====== PAGE TEXT ======
Twilio: How to Connect with Existing Voice Assistant

Today's post serves the purpose of explaining Twilio's recent bidirectional streaming feature, the very feature which made it possible to receive the call audio while still being able to send audio for playback asynchronously.

This was not possible before, when communication had to be unidirectional: either you could receive the voice audio but could not respond to it, or you could send audio to the call but not get anything back.

Let's get right into the tutorial. One needs to understand three things if he or she hopes to use Twilio in conjunction with her own Voice Assistant (abbreviated VA).

1. How the backend of the VA receives the user's voice and returns audio responses (HTTP or Websocket? Streaming or one-off? In which audio format?)

2. How to serve calls using a node.js server (How can a phone call to a twilio number perform a request to a Node server?)

3. How to open and use a bidirectional communication channel between node.js code and the actual phone call (Through which protocol?)

We will tackle these questions one at a time. But first, let's see the prerequisites:

* Some experience with node.js HTTP servers and websockets

* A public server with an open port

* SSL keys for the domain of the server

* A Twilio account with a Twilio number, either toll-free or house number

Now, with that said, let's move on to the tutorial!
====== MATERIAL PROVIDED ======
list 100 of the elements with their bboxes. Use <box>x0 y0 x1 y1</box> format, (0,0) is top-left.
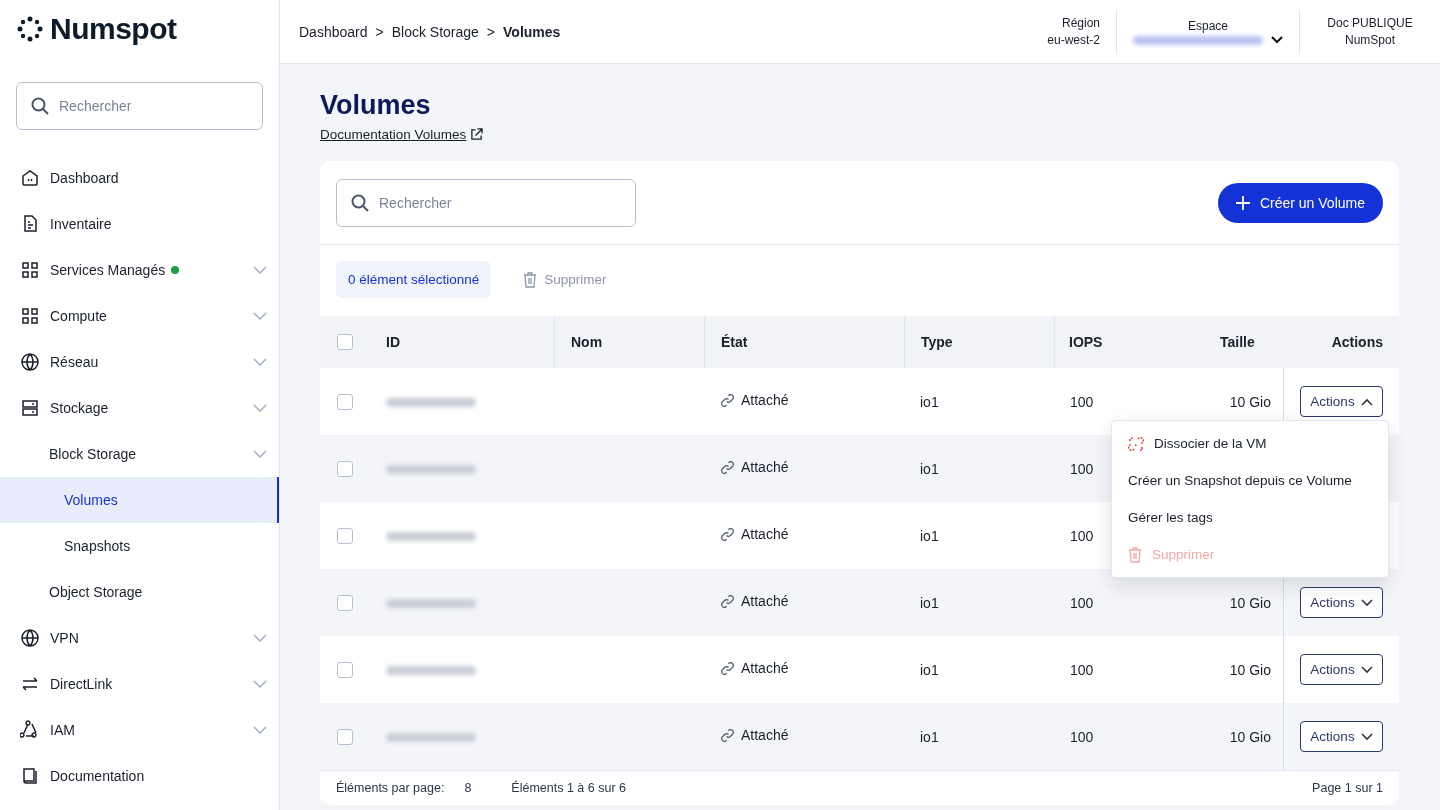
chevron-icon <box>253 680 267 688</box>
brand-name: Numspot <box>50 12 177 46</box>
link-icon <box>720 459 735 475</box>
menu-item[interactable]: Gérer les tags <box>1112 499 1388 536</box>
actions-button[interactable]: Actions <box>1300 386 1383 417</box>
chevron-icon <box>253 726 267 734</box>
page-title: Volumes <box>320 90 432 121</box>
doc-value: NumSpot <box>1345 33 1395 47</box>
search-field[interactable]: Rechercher <box>336 179 636 227</box>
nav-icon <box>20 306 40 326</box>
nav-item[interactable]: VPN <box>0 615 279 661</box>
menu-item[interactable]: Créer un Snapshot depuis ce Volume <box>1112 462 1388 499</box>
chevron-icon <box>253 404 267 412</box>
checkbox[interactable] <box>337 334 353 350</box>
column-header: Actions <box>1331 334 1383 350</box>
link-icon <box>720 727 735 743</box>
chevron-icon <box>1360 732 1373 741</box>
create-volume-button[interactable]: Créer un Volume <box>1217 183 1383 223</box>
nav-item[interactable]: Volumes <box>0 477 279 523</box>
checkbox[interactable] <box>337 460 353 477</box>
link-icon <box>720 392 735 408</box>
breadcrumb-separator: > <box>375 23 384 40</box>
trash-icon <box>1128 546 1142 563</box>
nav-item[interactable]: Stockage <box>0 385 279 431</box>
per-page-label: Éléments par page: <box>336 781 445 795</box>
nav-item[interactable]: Dashboard <box>0 155 279 201</box>
chevron-icon <box>253 634 267 642</box>
table-cell: io1 <box>920 527 939 544</box>
nav-item[interactable]: IAM <box>0 707 279 753</box>
nav-icon <box>20 398 40 418</box>
nav-item[interactable]: Services Managés <box>0 247 279 293</box>
column-header: ID <box>386 334 400 350</box>
search-icon <box>350 193 370 213</box>
table-cell: 100 <box>1070 527 1094 544</box>
actions-button[interactable]: Actions <box>1300 654 1383 685</box>
nav-icon <box>20 168 40 188</box>
table-cell: 10 Gio <box>1229 594 1271 611</box>
table-cell: 100 <box>1070 728 1094 745</box>
nav-item[interactable]: Documentation <box>0 753 279 799</box>
nav-item[interactable]: Block Storage <box>0 431 279 477</box>
broken-link-icon <box>1128 435 1144 452</box>
chevron-icon <box>253 358 267 366</box>
state-cell: Attaché <box>720 459 789 476</box>
region-value: eu-west-2 <box>1047 33 1100 47</box>
breadcrumb-link[interactable]: Dashboard <box>299 23 368 40</box>
page-text: Page 1 sur 1 <box>1312 781 1383 795</box>
chevron-icon <box>1360 665 1373 674</box>
nav-item[interactable]: Snapshots <box>0 523 279 569</box>
checkbox[interactable] <box>337 661 353 678</box>
nav-icon <box>20 260 40 280</box>
checkbox[interactable] <box>337 728 353 745</box>
nav-item[interactable]: Object Storage <box>0 569 279 615</box>
range-text: Éléments 1 à 6 sur 6 <box>511 781 626 795</box>
table-cell: 100 <box>1070 594 1094 611</box>
state-cell: Attaché <box>720 727 789 744</box>
state-cell: Attaché <box>720 593 789 610</box>
search-icon <box>30 96 50 116</box>
region-label: Région <box>1061 16 1100 30</box>
nav-item[interactable]: DirectLink <box>0 661 279 707</box>
nav-icon <box>20 628 40 648</box>
search-field[interactable]: Rechercher <box>16 82 263 130</box>
link-icon <box>720 526 735 542</box>
chevron-icon[interactable] <box>1271 36 1283 44</box>
table-cell: 10 Gio <box>1229 728 1271 745</box>
breadcrumb-link[interactable]: Block Storage <box>391 23 479 40</box>
nav-item[interactable]: Réseau <box>0 339 279 385</box>
doc-label: Doc PUBLIQUE <box>1327 16 1413 30</box>
nav-icon <box>20 352 40 372</box>
actions-button[interactable]: Actions <box>1300 587 1383 618</box>
table-cell: 10 Gio <box>1229 661 1271 678</box>
column-header: IOPS <box>1069 334 1103 350</box>
link-icon <box>720 660 735 676</box>
checkbox[interactable] <box>337 594 353 611</box>
menu-item[interactable]: Dissocier de la VM <box>1112 425 1388 462</box>
checkbox[interactable] <box>337 393 353 410</box>
table-cell: io1 <box>920 460 939 477</box>
column-header: Nom <box>571 334 603 350</box>
table-cell: io1 <box>920 393 939 410</box>
column-header: Taille <box>1220 334 1255 350</box>
documentation-link[interactable]: Documentation Volumes <box>320 127 484 142</box>
chevron-icon <box>253 266 267 274</box>
actions-button[interactable]: Actions <box>1300 721 1383 752</box>
table-cell: 100 <box>1070 393 1094 410</box>
column-header: État <box>721 334 748 350</box>
nav-item[interactable]: Inventaire <box>0 201 279 247</box>
table-cell: io1 <box>920 728 939 745</box>
state-cell: Attaché <box>720 392 789 409</box>
checkbox[interactable] <box>337 527 353 544</box>
chevron-icon <box>1360 397 1373 406</box>
trash-icon <box>523 271 538 288</box>
column-header: Type <box>921 334 953 350</box>
table-cell: io1 <box>920 661 939 678</box>
nav-icon <box>20 766 40 786</box>
per-page-select[interactable]: 8 <box>464 781 472 795</box>
breadcrumb-link[interactable]: Volumes <box>503 23 561 40</box>
external-link-icon <box>470 128 484 141</box>
chevron-icon <box>253 450 267 458</box>
table-cell: io1 <box>920 594 939 611</box>
breadcrumb-separator: > <box>486 23 496 40</box>
nav-item[interactable]: Compute <box>0 293 279 339</box>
======
◆ AIM ◆
Say whether each of the following statements agrees with the Twilio tutorial, answering yes or no and quoting the words of the tutorial that decide it.
1. Before the bidirectional streaming feature, communication with a call could only go one way.
2. The tutorial requires a toll-free Twilio number.
3. SSL keys for the server's domain are one of the prerequisites.

◆ RESULT OF THIS TASK ◆
1. Yes: "This was not possible before, when communication had to be unidirectional"
2. No: "A Twilio account with a Twilio number, either toll-free or house number"
3. Yes: "SSL keys for the domain of the server"